RECORDS FOR THE EXERCISE:
━━━━━━━━

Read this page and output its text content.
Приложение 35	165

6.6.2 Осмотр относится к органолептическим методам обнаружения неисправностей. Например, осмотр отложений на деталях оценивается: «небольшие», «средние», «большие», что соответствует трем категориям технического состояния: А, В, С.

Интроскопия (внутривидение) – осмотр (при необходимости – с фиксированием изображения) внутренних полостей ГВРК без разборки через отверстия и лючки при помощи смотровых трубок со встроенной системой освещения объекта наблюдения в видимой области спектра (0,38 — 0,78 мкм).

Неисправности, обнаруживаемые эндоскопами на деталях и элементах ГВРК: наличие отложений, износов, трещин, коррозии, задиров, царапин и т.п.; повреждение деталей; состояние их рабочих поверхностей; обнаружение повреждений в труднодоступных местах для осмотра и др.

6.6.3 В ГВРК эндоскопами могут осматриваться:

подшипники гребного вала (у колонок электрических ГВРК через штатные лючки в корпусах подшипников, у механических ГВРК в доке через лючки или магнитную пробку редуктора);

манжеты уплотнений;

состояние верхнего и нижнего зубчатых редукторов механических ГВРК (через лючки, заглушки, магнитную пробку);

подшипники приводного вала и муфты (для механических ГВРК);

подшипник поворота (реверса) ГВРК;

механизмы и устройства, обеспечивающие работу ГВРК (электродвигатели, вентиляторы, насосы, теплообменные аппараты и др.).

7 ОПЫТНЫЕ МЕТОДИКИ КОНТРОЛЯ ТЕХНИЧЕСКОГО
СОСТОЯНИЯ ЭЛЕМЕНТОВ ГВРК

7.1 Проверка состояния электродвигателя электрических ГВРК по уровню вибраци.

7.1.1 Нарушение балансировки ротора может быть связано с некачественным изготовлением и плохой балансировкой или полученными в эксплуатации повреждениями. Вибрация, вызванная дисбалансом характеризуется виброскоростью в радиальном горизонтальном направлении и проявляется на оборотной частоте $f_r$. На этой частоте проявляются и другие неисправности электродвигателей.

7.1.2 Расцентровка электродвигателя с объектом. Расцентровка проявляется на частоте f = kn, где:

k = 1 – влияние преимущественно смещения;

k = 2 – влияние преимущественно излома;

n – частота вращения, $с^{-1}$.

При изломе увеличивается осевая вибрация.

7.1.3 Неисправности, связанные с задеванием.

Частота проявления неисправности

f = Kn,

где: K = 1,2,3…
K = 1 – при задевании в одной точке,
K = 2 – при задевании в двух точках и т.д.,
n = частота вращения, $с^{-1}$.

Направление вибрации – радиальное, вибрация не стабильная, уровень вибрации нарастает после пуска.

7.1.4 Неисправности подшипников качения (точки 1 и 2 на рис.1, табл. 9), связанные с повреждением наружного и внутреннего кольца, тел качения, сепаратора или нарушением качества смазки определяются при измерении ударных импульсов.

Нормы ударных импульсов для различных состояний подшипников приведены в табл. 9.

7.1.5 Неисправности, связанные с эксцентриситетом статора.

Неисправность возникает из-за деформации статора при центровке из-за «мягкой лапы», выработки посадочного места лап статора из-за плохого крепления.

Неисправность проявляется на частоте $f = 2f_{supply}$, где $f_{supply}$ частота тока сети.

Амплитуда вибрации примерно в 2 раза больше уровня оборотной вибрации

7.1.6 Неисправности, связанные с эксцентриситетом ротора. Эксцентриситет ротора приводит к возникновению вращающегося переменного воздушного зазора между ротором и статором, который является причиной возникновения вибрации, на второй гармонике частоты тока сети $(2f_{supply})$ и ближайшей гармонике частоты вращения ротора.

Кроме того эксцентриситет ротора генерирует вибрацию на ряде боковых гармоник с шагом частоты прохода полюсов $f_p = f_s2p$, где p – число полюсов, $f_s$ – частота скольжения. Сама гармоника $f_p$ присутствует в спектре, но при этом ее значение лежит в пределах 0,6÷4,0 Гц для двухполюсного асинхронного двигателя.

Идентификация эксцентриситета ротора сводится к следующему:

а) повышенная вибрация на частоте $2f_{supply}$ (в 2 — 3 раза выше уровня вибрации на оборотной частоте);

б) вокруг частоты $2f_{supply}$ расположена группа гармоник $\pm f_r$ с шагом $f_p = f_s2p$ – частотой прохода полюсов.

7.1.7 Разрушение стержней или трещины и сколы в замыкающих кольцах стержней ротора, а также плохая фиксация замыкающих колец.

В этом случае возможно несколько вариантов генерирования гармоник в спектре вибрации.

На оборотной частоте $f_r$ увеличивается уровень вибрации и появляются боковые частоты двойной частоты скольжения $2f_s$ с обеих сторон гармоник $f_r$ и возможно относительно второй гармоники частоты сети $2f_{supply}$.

━━━━━━━━

WHAT YOU NEED TO DO: From the listing above, extract all records word for word.

FINISHED TASK:
Read this page and output its text content.
Приложение 35	165

6.6.2 Осмотр относится к органолептическим методам обнаружения неисправностей. Например, осмотр отложений на деталях оценивается: «небольшие», «средние», «большие», что соответствует трем категориям технического состояния: А, В, С.

Интроскопия (внутривидение) – осмотр (при необходимости – с фиксированием изображения) внутренних полостей ГВРК без разборки через отверстия и лючки при помощи смотровых трубок со встроенной системой освещения объекта наблюдения в видимой области спектра (0,38 — 0,78 мкм).

Неисправности, обнаруживаемые эндоскопами на деталях и элементах ГВРК: наличие отложений, износов, трещин, коррозии, задиров, царапин и т.п.; повреждение деталей; состояние их рабочих поверхностей; обнаружение повреждений в труднодоступных местах для осмотра и др.

6.6.3 В ГВРК эндоскопами могут осматриваться:

подшипники гребного вала (у колонок электрических ГВРК через штатные лючки в корпусах подшипников, у механических ГВРК в доке через лючки или магнитную пробку редуктора);

манжеты уплотнений;

состояние верхнего и нижнего зубчатых редукторов механических ГВРК (через лючки, заглушки, магнитную пробку);

подшипники приводного вала и муфты (для механических ГВРК);

подшипник поворота (реверса) ГВРК;

механизмы и устройства, обеспечивающие работу ГВРК (электродвигатели, вентиляторы, насосы, теплообменные аппараты и др.).

7 ОПЫТНЫЕ МЕТОДИКИ КОНТРОЛЯ ТЕХНИЧЕСКОГО
СОСТОЯНИЯ ЭЛЕМЕНТОВ ГВРК

7.1 Проверка состояния электродвигателя электрических ГВРК по уровню вибраци.

7.1.1 Нарушение балансировки ротора может быть связано с некачественным изготовлением и плохой балансировкой или полученными в эксплуатации повреждениями. Вибрация, вызванная дисбалансом характеризуется виброскоростью в радиальном горизонтальном направлении и проявляется на оборотной частоте $f_r$. На этой частоте проявляются и другие неисправности электродвигателей.

7.1.2 Расцентровка электродвигателя с объектом. Расцентровка проявляется на частоте f = kn, где:

k = 1 – влияние преимущественно смещения;

k = 2 – влияние преимущественно излома;

n – частота вращения, $с^{-1}$.

При изломе увеличивается осевая вибрация.

7.1.3 Неисправности, связанные с задеванием.

Частота проявления неисправности

f = Kn,

где: K = 1,2,3…
K = 1 – при задевании в одной точке,
K = 2 – при задевании в двух точках и т.д.,
n = частота вращения, $с^{-1}$.

Направление вибрации – радиальное, вибрация не стабильная, уровень вибрации нарастает после пуска.

7.1.4 Неисправности подшипников качения (точки 1 и 2 на рис.1, табл. 9), связанные с повреждением наружного и внутреннего кольца, тел качения, сепаратора или нарушением качества смазки определяются при измерении ударных импульсов.

Нормы ударных импульсов для различных состояний подшипников приведены в табл. 9.

7.1.5 Неисправности, связанные с эксцентриситетом статора.

Неисправность возникает из-за деформации статора при центровке из-за «мягкой лапы», выработки посадочного места лап статора из-за плохого крепления.

Неисправность проявляется на частоте $f = 2f_{supply}$, где $f_{supply}$ частота тока сети.

Амплитуда вибрации примерно в 2 раза больше уровня оборотной вибрации

7.1.6 Неисправности, связанные с эксцентриситетом ротора. Эксцентриситет ротора приводит к возникновению вращающегося переменного воздушного зазора между ротором и статором, который является причиной возникновения вибрации, на второй гармонике частоты тока сети $(2f_{supply})$ и ближайшей гармонике частоты вращения ротора.

Кроме того эксцентриситет ротора генерирует вибрацию на ряде боковых гармоник с шагом частоты прохода полюсов $f_p = f_s2p$, где p – число полюсов, $f_s$ – частота скольжения. Сама гармоника $f_p$ присутствует в спектре, но при этом ее значение лежит в пределах 0,6÷4,0 Гц для двухполюсного асинхронного двигателя.

Идентификация эксцентриситета ротора сводится к следующему:

а) повышенная вибрация на частоте $2f_{supply}$ (в 2 — 3 раза выше уровня вибрации на оборотной частоте);

б) вокруг частоты $2f_{supply}$ расположена группа гармоник $\pm f_r$ с шагом $f_p = f_s2p$ – частотой прохода полюсов.

7.1.7 Разрушение стержней или трещины и сколы в замыкающих кольцах стержней ротора, а также плохая фиксация замыкающих колец.

В этом случае возможно несколько вариантов генерирования гармоник в спектре вибрации.

На оборотной частоте $f_r$ увеличивается уровень вибрации и появляются боковые частоты двойной частоты скольжения $2f_s$ с обеих сторон гармоник $f_r$ и возможно относительно второй гармоники частоты сети $2f_{supply}$.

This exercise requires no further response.